[Source data]
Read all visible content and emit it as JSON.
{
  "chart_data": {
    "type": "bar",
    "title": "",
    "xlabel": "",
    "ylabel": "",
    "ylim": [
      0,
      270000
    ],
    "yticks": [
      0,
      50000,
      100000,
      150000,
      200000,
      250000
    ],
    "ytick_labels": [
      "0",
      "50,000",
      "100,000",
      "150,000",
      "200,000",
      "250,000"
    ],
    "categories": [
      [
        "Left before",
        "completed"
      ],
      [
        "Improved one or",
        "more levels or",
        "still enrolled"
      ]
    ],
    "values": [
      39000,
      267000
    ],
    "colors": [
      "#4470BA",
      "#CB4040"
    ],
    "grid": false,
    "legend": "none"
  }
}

* Written problem *
Extract each record, keeping it identical to the original.

* Output *
Read all visible content and emit it as JSON.
{
  "chart_data": {
    "type": "bar",
    "title": "",
    "xlabel": "",
    "ylabel": "",
    "ylim": [
      0,
      270000
    ],
    "yticks": [
      0,
      50000,
      100000,
      150000,
      200000,
      250000
    ],
    "ytick_labels": [
      "0",
      "50,000",
      "100,000",
      "150,000",
      "200,000",
      "250,000"
    ],
    "categories": [
      [
        "Left before",
        "completed"
      ],
      [
        "Improved one or",
        "more levels or",
        "still enrolled"
      ]
    ],
    "values": [
      39000,
      267000
    ],
    "colors": [
      "#4470BA",
      "#CB4040"
    ],
    "grid": false,
    "legend": "none"
  }
}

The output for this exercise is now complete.